===== DATA SUPPLIED =====

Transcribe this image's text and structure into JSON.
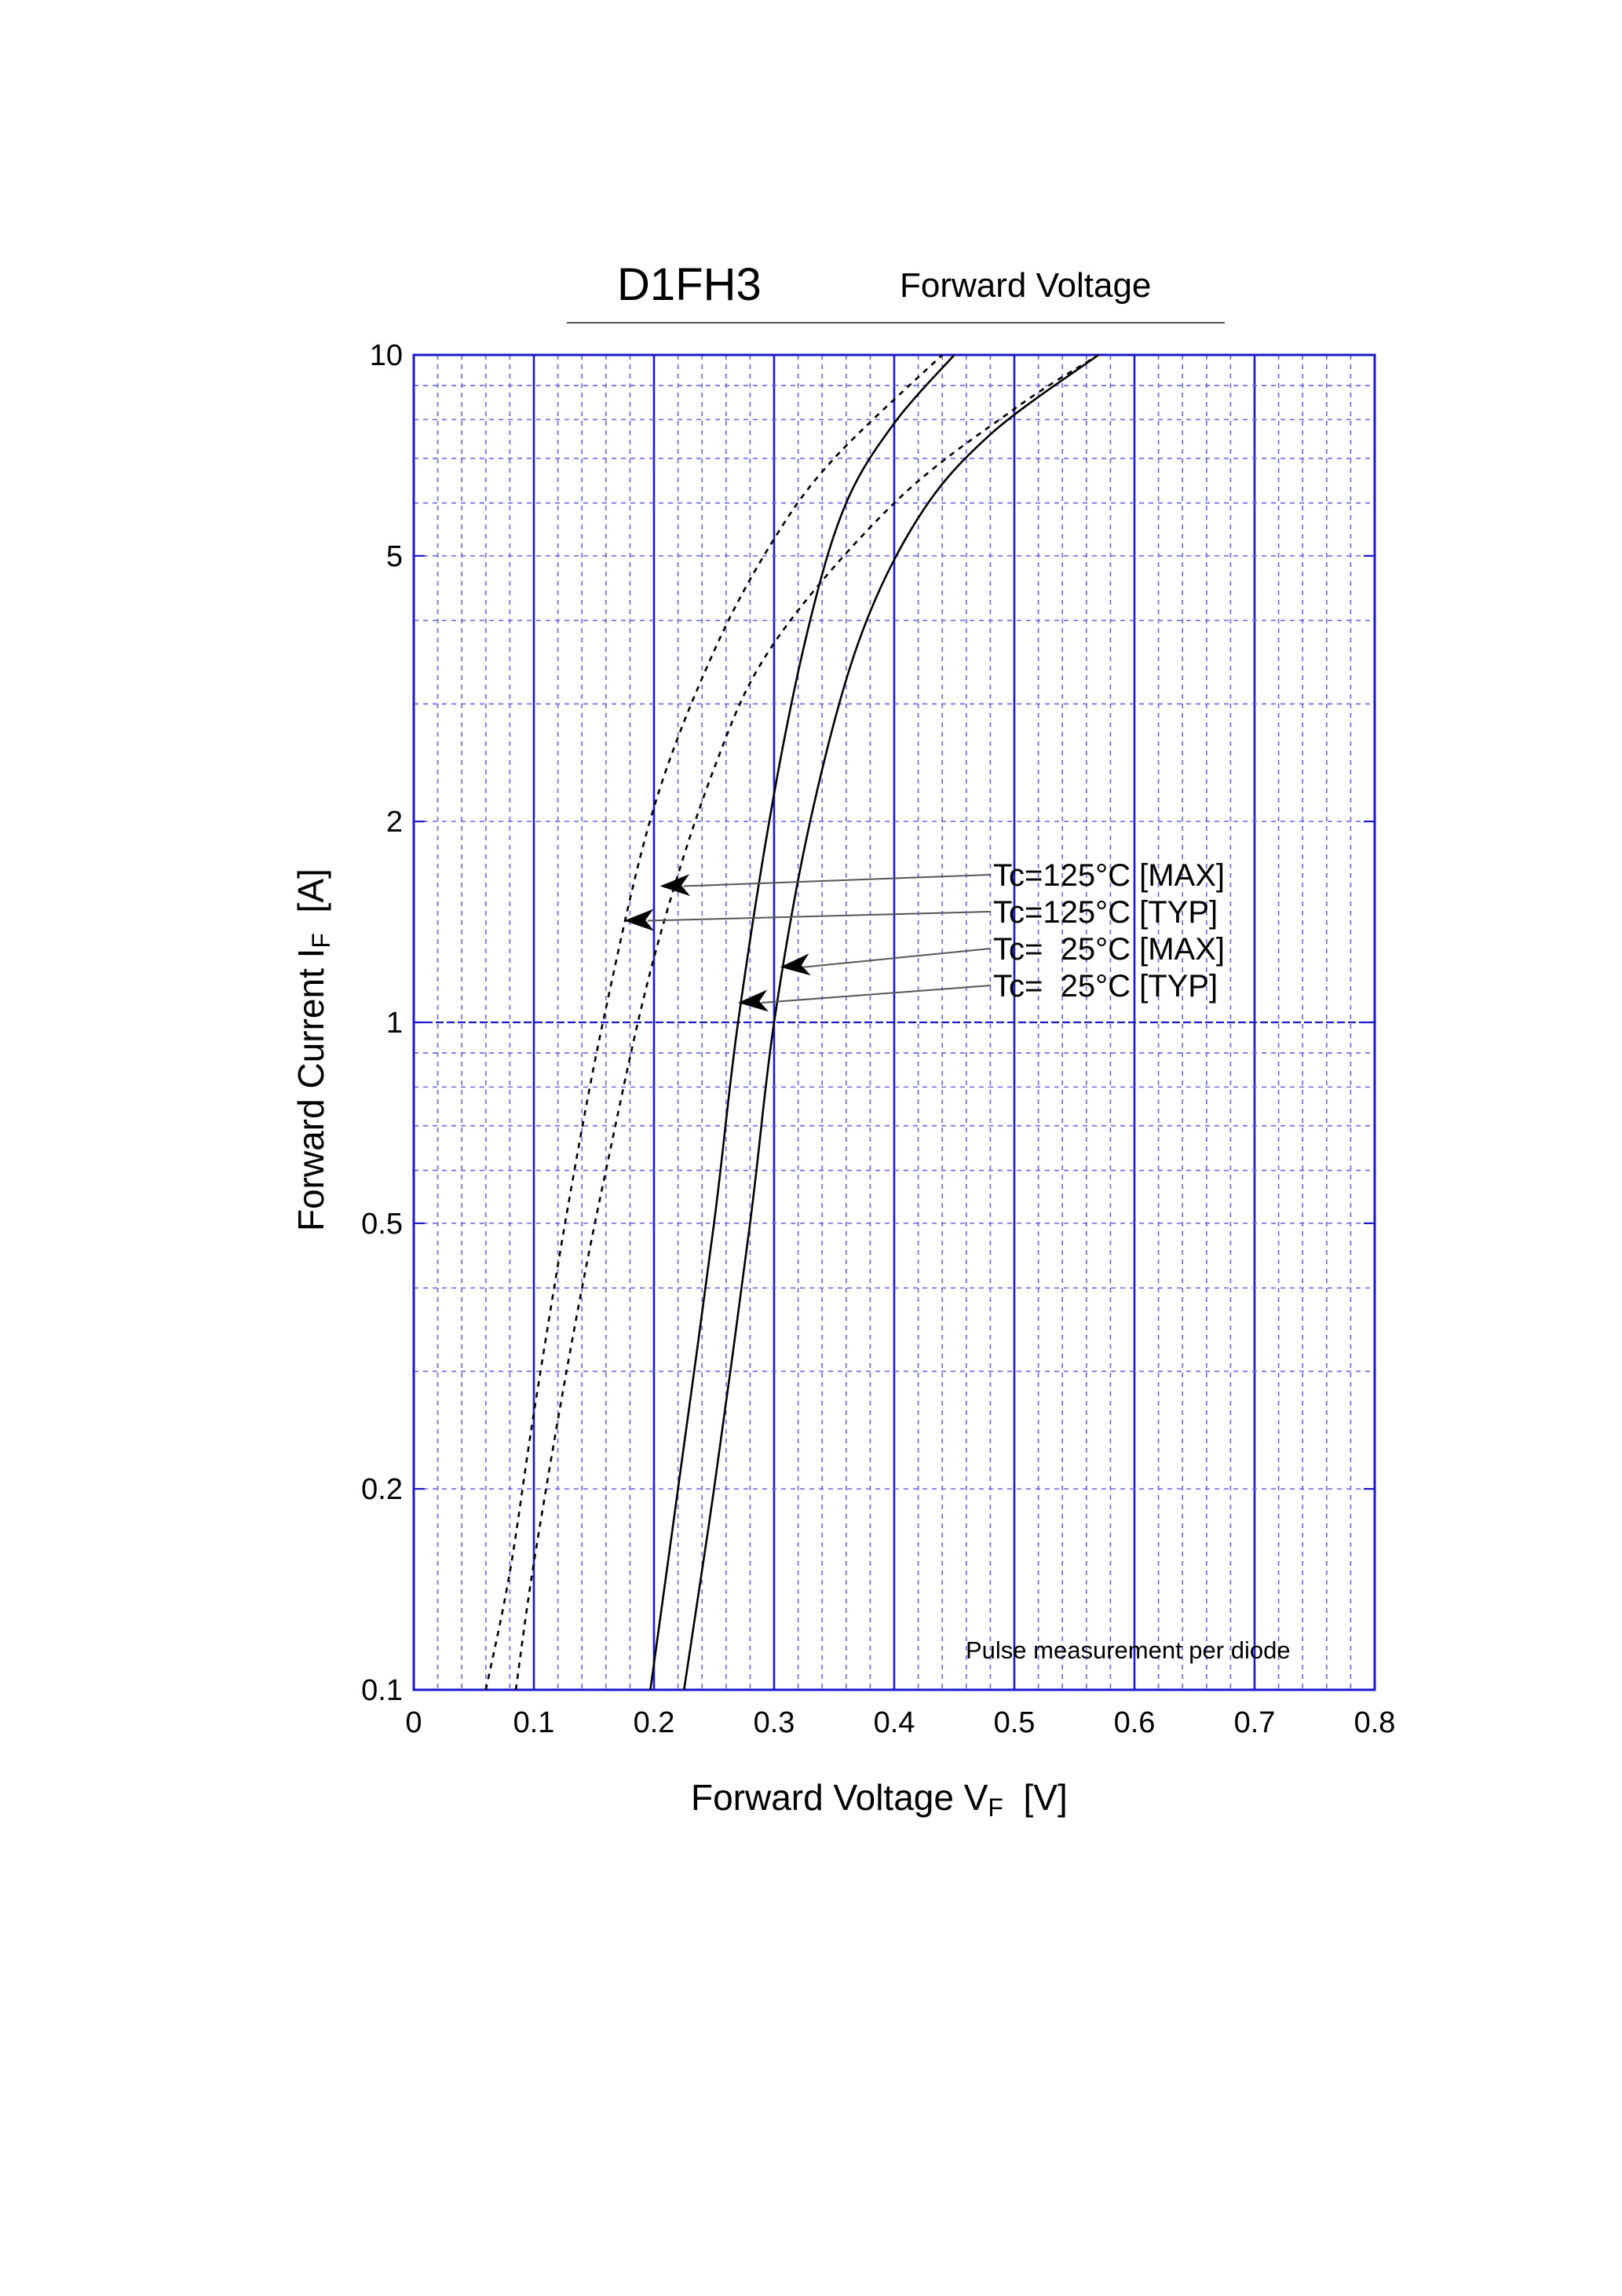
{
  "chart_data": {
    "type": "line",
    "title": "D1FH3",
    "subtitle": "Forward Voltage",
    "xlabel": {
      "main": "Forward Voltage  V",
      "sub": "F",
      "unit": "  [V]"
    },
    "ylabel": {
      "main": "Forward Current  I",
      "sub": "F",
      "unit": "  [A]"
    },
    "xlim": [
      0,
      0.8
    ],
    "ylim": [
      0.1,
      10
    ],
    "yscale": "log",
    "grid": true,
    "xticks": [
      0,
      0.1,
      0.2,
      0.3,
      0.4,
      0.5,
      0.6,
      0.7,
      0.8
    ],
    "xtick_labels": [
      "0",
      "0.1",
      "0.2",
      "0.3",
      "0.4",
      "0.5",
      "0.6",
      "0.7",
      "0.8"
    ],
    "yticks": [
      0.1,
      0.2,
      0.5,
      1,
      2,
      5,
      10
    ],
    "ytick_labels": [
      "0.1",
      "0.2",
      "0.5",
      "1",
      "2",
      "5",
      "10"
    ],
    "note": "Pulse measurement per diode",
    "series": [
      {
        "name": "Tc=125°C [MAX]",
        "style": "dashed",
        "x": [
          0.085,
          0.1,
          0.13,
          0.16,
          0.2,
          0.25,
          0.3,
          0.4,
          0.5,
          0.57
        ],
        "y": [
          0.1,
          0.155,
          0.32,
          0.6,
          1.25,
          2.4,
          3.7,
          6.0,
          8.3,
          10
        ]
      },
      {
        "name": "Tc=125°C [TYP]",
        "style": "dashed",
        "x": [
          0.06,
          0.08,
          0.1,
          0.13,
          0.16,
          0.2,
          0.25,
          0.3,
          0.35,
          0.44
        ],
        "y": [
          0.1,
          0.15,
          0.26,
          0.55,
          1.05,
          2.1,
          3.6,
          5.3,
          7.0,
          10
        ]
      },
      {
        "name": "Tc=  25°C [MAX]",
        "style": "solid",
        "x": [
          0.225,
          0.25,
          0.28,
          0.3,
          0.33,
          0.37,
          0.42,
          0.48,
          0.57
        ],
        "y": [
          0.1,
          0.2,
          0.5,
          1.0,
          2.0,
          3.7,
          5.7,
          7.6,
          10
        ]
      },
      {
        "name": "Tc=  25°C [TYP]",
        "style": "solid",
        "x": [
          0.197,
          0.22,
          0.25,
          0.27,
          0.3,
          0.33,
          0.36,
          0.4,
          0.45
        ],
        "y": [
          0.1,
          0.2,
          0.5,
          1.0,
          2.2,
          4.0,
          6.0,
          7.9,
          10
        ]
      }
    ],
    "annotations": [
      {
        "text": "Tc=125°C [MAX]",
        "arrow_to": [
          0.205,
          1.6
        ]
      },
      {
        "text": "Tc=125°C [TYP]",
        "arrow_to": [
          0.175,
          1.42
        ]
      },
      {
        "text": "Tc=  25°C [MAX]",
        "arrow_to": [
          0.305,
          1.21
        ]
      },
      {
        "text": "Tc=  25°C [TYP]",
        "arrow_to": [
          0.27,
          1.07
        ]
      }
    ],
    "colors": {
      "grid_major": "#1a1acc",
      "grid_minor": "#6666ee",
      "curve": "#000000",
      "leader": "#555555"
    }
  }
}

=====
===== DATA SUPPLIED =====

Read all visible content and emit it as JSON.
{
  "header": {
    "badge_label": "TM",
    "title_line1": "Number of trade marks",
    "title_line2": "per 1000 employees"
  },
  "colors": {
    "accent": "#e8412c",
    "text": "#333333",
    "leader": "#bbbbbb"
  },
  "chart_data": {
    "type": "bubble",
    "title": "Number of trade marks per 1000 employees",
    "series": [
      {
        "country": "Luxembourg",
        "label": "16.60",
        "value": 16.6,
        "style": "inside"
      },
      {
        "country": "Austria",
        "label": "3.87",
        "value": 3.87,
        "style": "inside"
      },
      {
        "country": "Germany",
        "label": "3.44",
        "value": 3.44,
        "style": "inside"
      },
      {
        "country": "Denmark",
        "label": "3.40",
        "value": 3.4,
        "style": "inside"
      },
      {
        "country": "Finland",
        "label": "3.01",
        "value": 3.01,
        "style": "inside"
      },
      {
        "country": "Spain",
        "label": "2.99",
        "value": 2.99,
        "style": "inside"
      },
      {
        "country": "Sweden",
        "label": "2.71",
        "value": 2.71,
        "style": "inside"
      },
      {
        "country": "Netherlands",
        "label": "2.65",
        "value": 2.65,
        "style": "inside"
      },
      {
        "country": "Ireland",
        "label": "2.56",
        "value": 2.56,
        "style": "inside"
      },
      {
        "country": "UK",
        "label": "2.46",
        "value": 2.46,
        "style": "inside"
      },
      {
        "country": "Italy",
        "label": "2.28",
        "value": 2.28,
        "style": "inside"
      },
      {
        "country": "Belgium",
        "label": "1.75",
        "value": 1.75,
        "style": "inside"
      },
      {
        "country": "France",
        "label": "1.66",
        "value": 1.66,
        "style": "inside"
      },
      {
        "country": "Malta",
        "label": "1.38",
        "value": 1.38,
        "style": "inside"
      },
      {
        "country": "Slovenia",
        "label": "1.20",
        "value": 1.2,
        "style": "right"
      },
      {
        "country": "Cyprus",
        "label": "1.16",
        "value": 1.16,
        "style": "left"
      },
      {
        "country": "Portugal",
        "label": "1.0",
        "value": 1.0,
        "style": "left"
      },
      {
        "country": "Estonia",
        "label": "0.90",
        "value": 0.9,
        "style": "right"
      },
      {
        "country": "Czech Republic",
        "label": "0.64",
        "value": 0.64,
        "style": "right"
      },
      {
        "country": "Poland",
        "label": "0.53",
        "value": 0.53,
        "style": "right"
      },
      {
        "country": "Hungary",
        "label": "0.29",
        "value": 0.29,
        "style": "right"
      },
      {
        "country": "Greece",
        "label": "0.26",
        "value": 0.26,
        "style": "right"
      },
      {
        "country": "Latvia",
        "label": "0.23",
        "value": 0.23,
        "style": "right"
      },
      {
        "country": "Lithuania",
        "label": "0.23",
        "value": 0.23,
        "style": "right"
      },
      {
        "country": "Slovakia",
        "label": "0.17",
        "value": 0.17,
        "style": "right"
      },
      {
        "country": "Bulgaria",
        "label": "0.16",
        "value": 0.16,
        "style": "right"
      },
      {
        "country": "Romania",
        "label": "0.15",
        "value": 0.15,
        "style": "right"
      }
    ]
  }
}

=====
===== DATA SUPPLIED =====

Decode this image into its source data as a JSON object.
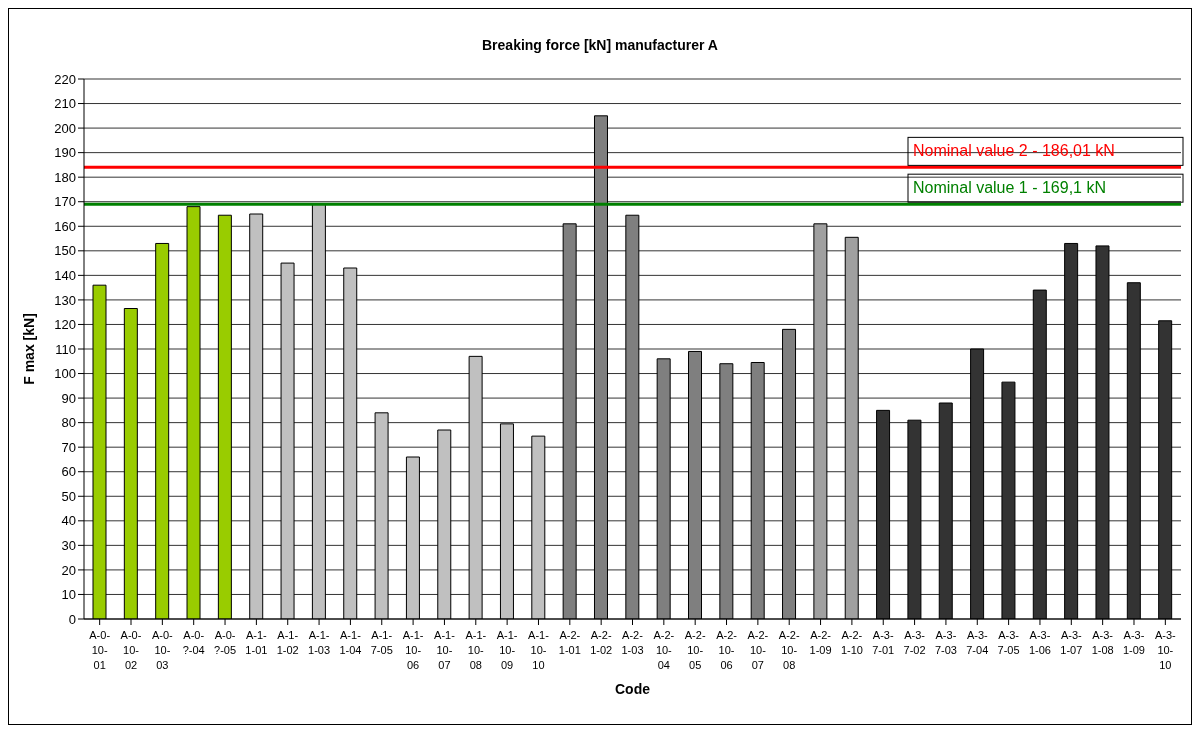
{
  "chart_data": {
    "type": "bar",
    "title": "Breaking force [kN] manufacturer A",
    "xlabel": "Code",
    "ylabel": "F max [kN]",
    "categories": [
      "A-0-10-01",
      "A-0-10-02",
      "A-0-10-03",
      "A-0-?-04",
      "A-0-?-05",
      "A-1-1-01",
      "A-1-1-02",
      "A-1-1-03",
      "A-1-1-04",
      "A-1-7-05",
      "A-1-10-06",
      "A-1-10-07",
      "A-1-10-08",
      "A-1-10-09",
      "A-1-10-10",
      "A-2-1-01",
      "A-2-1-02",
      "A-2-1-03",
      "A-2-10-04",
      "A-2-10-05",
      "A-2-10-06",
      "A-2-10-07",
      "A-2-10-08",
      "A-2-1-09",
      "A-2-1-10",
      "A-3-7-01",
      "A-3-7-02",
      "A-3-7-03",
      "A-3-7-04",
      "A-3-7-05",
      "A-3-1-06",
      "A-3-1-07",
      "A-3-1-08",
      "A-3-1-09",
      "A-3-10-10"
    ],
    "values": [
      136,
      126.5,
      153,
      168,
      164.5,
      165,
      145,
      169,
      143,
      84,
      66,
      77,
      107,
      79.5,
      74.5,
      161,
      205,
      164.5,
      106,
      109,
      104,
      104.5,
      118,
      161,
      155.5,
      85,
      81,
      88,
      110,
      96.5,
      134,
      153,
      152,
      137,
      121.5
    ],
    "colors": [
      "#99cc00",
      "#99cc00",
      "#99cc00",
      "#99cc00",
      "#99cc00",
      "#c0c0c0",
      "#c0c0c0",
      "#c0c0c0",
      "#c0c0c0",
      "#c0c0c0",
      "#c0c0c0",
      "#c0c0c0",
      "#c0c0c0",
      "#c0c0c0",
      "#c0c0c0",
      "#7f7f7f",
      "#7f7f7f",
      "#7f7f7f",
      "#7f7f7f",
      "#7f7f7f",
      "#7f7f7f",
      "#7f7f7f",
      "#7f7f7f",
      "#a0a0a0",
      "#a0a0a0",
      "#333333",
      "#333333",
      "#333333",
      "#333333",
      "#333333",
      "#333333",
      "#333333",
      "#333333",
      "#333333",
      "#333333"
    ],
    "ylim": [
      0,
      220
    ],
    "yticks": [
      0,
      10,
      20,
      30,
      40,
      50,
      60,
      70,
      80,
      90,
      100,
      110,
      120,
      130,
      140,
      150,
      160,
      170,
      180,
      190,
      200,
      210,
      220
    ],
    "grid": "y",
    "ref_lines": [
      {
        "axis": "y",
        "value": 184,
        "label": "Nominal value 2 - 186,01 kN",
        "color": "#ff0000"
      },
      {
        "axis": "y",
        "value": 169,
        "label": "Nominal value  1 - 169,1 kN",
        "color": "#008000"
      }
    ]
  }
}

=====

PROBLEM: Scan the material above. Extract every line in which the word "name" occurs.

RESULT:
        "name": "Tc=125°C [MAX]",
        "name": "Tc=125°C [TYP]",
        "name": "Tc=  25°C [MAX]",
        "name": "Tc=  25°C [TYP]",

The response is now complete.